PROVIDED TEXT:
=======

The editor’s choice for our August issue is “Seasonality regulates the structure and biogeochemical impact of ectomycorrhizal fungal communities across environmentally divergent neotropical dry forests“ by Katilyn Beidler et al. Here, Associate Editor James Dalling discusses the importance of this research:
We usually think of ectomycorrhizal (ECM) tree species in the tropics as occurring on the tops of mountains or in the dipterocarp forests of the wet lowland tropics of Southeast Asia. However, ectomycorrhizal species are broadly distributed – including a range of plant and fungal lineages that occupy seasonally dry tropical forests (SDTF) of Central and South America and the Caribbean. In their paper, Katilyn V. Beidler and collaborators explore the drivers of ECM fungal community composition across four environmentally divergent SDTF and assess the impact these communities have on soil carbon and nitrogen cycling.
Seasonally dry tropical forests are characterized by a prolonged and severe dry seasons, during which many plant species are deciduous. Unlike wet forests, that tend to be relatively homogeneous (at least in climate), SDTF occupy a wide range climate conditions. The researchers exploited this variation, with dry seasons ranging from 4 to 10 months, by establishing similar permanent plots in Mexico, Costa Rica, Puerto Rico and Colombia. They then used identical protocols to sample ECM fungi from the soil and collected standardized data on climate, soil chemistry and vegetation. These datasets allowed them to assess how environmental variables and physical distance affected the composition of the ECM community, characterized by sequencing fungal ITS rDNA.

=======

STORED DATA:
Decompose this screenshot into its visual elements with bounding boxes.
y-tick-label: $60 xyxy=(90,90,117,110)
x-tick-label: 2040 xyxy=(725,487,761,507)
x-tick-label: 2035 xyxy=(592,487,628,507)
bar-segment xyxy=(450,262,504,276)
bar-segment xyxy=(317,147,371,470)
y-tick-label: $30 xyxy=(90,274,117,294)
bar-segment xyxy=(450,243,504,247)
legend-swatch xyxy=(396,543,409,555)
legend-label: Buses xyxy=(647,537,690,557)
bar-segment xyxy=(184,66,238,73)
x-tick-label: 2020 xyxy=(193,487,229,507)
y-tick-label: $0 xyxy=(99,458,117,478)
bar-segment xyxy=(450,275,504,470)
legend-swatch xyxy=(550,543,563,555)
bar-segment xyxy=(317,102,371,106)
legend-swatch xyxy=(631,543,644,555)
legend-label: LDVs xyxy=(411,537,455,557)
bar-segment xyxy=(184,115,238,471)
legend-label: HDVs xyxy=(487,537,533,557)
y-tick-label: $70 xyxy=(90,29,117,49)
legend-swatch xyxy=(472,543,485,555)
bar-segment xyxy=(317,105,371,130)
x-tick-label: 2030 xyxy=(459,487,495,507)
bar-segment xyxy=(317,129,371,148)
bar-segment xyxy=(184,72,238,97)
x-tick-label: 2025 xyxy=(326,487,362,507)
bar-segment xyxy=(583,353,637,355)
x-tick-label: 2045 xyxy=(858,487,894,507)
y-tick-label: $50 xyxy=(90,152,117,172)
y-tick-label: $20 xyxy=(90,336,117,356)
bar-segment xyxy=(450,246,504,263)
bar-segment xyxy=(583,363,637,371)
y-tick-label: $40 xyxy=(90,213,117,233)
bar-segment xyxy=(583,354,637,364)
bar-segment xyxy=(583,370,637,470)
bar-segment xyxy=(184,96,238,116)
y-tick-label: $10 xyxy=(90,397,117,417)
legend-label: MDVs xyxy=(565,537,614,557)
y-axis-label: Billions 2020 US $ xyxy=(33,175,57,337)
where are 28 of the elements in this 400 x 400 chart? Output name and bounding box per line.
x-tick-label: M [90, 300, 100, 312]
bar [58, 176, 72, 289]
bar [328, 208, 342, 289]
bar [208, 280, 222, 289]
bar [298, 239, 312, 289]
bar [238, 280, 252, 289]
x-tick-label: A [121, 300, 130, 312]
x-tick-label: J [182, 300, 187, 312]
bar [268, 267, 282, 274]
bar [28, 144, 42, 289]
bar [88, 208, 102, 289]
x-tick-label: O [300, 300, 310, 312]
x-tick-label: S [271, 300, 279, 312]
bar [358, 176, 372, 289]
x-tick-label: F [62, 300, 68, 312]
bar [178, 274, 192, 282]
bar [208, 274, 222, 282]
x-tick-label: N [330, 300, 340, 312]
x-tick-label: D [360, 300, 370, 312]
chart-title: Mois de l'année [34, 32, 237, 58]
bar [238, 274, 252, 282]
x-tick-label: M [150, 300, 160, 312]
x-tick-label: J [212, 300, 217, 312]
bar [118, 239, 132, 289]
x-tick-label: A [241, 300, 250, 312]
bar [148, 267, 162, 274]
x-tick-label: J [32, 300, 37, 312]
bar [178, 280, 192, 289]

=======

YOUR INSTRUCTIONS: Extend the commentary on ectomycorrhizal fungal communities in neotropical dry forests, picking up right after its final sentence.

OUTPUT FOR THIS EXERCISE:
Tropical dry forests are considered one of the most endangered ecosystem types – with large areas burned or converted to agriculture. This study adds to our understanding of the distinctiveness of these forests. Individual countries harbored distinct ECM fungal communities that were primarily structured by rainfall seasonality and by tree species community composition. Communities in each country were dominated by different fungal lineages, with not a single ECM fungal taxon in common. Information on the ECM community also improved model fits predicting carbon and nitrogen cycling. Broad scale sampling of ECM communities across habitat types (and across biogeographic regions) has only just begun. Comparative experimental studies such as these are a demonstration of the power of well-designed international research projects that build on existing expertise in tropical countries and, in this case, reveal larger patterns in the distribution of key symbionts that sustain the functioning of forest ecosystems.